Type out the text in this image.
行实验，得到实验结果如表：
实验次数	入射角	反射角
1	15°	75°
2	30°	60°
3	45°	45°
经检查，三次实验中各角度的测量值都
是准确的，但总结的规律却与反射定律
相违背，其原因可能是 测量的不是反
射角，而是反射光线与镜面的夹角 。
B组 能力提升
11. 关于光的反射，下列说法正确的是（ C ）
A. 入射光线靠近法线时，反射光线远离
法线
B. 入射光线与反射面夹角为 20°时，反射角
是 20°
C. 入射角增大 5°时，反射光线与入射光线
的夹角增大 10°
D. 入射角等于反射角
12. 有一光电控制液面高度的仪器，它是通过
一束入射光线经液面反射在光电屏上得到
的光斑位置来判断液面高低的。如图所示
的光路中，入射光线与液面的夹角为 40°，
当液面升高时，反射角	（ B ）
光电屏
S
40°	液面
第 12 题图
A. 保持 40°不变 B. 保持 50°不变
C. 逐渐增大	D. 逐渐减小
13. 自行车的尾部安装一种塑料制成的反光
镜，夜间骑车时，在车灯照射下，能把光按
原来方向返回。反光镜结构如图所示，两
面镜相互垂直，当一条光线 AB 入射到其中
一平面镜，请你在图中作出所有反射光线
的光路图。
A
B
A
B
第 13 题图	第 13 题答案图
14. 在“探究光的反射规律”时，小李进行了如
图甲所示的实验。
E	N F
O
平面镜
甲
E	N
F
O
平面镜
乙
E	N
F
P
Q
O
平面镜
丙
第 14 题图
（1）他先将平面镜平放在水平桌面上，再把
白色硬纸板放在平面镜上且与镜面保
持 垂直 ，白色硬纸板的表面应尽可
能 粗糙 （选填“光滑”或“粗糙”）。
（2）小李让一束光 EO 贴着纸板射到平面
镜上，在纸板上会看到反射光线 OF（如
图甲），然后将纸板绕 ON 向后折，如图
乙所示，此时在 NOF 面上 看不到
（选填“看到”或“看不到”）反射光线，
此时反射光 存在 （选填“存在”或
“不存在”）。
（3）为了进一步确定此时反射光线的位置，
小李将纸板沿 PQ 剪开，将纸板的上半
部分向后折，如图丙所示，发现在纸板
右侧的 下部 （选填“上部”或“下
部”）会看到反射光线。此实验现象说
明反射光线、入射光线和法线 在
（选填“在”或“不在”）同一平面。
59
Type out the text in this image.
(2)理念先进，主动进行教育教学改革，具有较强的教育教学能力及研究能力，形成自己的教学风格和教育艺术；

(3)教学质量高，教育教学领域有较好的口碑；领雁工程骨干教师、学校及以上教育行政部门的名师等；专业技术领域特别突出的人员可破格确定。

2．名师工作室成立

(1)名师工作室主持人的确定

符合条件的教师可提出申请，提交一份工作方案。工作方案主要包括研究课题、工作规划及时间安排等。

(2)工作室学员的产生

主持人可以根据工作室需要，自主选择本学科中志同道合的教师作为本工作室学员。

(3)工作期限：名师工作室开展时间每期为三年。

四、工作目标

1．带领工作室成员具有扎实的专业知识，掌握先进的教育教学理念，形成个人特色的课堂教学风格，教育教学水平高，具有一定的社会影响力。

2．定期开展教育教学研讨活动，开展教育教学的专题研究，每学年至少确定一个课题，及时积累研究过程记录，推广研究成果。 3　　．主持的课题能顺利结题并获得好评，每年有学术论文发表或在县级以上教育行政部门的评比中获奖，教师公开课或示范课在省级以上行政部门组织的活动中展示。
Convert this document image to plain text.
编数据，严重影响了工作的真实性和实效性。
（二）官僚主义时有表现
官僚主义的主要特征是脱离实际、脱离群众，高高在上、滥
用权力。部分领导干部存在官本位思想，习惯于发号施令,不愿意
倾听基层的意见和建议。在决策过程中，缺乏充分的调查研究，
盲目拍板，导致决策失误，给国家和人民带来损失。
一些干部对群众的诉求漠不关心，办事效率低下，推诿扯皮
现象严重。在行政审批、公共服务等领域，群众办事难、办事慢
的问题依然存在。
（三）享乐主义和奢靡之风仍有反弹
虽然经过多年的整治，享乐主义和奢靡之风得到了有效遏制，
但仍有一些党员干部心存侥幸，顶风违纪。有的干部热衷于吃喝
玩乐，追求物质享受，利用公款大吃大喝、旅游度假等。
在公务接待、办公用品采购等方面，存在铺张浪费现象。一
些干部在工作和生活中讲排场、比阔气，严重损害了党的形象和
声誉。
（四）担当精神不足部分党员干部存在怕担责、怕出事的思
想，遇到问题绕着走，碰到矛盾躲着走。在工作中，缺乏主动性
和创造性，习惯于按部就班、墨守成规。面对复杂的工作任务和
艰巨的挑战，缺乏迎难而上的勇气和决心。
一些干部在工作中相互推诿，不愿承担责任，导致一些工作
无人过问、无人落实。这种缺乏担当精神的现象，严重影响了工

* [Task details] Extract each line of the material exactly as it stands.

* [Correct output]
Type out the text in this image.
行实验，得到实验结果如表：
实验次数	入射角	反射角
1	15°	75°
2	30°	60°
3	45°	45°
经检查，三次实验中各角度的测量值都
是准确的，但总结的规律却与反射定律
相违背，其原因可能是 测量的不是反
射角，而是反射光线与镜面的夹角 。
B组 能力提升
11. 关于光的反射，下列说法正确的是（ C ）
A. 入射光线靠近法线时，反射光线远离
法线
B. 入射光线与反射面夹角为 20°时，反射角
是 20°
C. 入射角增大 5°时，反射光线与入射光线
的夹角增大 10°
D. 入射角等于反射角
12. 有一光电控制液面高度的仪器，它是通过
一束入射光线经液面反射在光电屏上得到
的光斑位置来判断液面高低的。如图所示
的光路中，入射光线与液面的夹角为 40°，
当液面升高时，反射角	（ B ）
光电屏
S
40°	液面
第 12 题图
A. 保持 40°不变 B. 保持 50°不变
C. 逐渐增大	D. 逐渐减小
13. 自行车的尾部安装一种塑料制成的反光
镜，夜间骑车时，在车灯照射下，能把光按
原来方向返回。反光镜结构如图所示，两
面镜相互垂直，当一条光线 AB 入射到其中
一平面镜，请你在图中作出所有反射光线
的光路图。
A
B
A
B
第 13 题图	第 13 题答案图
14. 在“探究光的反射规律”时，小李进行了如
图甲所示的实验。
E	N F
O
平面镜
甲
E	N
F
O
平面镜
乙
E	N
F
P
Q
O
平面镜
丙
第 14 题图
（1）他先将平面镜平放在水平桌面上，再把
白色硬纸板放在平面镜上且与镜面保
持 垂直 ，白色硬纸板的表面应尽可
能 粗糙 （选填“光滑”或“粗糙”）。
（2）小李让一束光 EO 贴着纸板射到平面
镜上，在纸板上会看到反射光线 OF（如
图甲），然后将纸板绕 ON 向后折，如图
乙所示，此时在 NOF 面上 看不到
（选填“看到”或“看不到”）反射光线，
此时反射光 存在 （选填“存在”或
“不存在”）。
（3）为了进一步确定此时反射光线的位置，
小李将纸板沿 PQ 剪开，将纸板的上半
部分向后折，如图丙所示，发现在纸板
右侧的 下部 （选填“上部”或“下
部”）会看到反射光线。此实验现象说
明反射光线、入射光线和法线 在
（选填“在”或“不在”）同一平面。
59
Type out the text in this image.
(2)理念先进，主动进行教育教学改革，具有较强的教育教学能力及研究能力，形成自己的教学风格和教育艺术；

(3)教学质量高，教育教学领域有较好的口碑；领雁工程骨干教师、学校及以上教育行政部门的名师等；专业技术领域特别突出的人员可破格确定。

2．名师工作室成立

(1)名师工作室主持人的确定

符合条件的教师可提出申请，提交一份工作方案。工作方案主要包括研究课题、工作规划及时间安排等。

(2)工作室学员的产生

主持人可以根据工作室需要，自主选择本学科中志同道合的教师作为本工作室学员。

(3)工作期限：名师工作室开展时间每期为三年。

四、工作目标

1．带领工作室成员具有扎实的专业知识，掌握先进的教育教学理念，形成个人特色的课堂教学风格，教育教学水平高，具有一定的社会影响力。

2．定期开展教育教学研讨活动，开展教育教学的专题研究，每学年至少确定一个课题，及时积累研究过程记录，推广研究成果。 3　　．主持的课题能顺利结题并获得好评，每年有学术论文发表或在县级以上教育行政部门的评比中获奖，教师公开课或示范课在省级以上行政部门组织的活动中展示。
Convert this document image to plain text.
编数据，严重影响了工作的真实性和实效性。
（二）官僚主义时有表现
官僚主义的主要特征是脱离实际、脱离群众，高高在上、滥
用权力。部分领导干部存在官本位思想，习惯于发号施令,不愿意
倾听基层的意见和建议。在决策过程中，缺乏充分的调查研究，
盲目拍板，导致决策失误，给国家和人民带来损失。
一些干部对群众的诉求漠不关心，办事效率低下，推诿扯皮
现象严重。在行政审批、公共服务等领域，群众办事难、办事慢
的问题依然存在。
（三）享乐主义和奢靡之风仍有反弹
虽然经过多年的整治，享乐主义和奢靡之风得到了有效遏制，
但仍有一些党员干部心存侥幸，顶风违纪。有的干部热衷于吃喝
玩乐，追求物质享受，利用公款大吃大喝、旅游度假等。
在公务接待、办公用品采购等方面，存在铺张浪费现象。一
些干部在工作和生活中讲排场、比阔气，严重损害了党的形象和
声誉。
（四）担当精神不足部分党员干部存在怕担责、怕出事的思
想，遇到问题绕着走，碰到矛盾躲着走。在工作中，缺乏主动性
和创造性，习惯于按部就班、墨守成规。面对复杂的工作任务和
艰巨的挑战，缺乏迎难而上的勇气和决心。
一些干部在工作中相互推诿，不愿承担责任，导致一些工作
无人过问、无人落实。这种缺乏担当精神的现象，严重影响了工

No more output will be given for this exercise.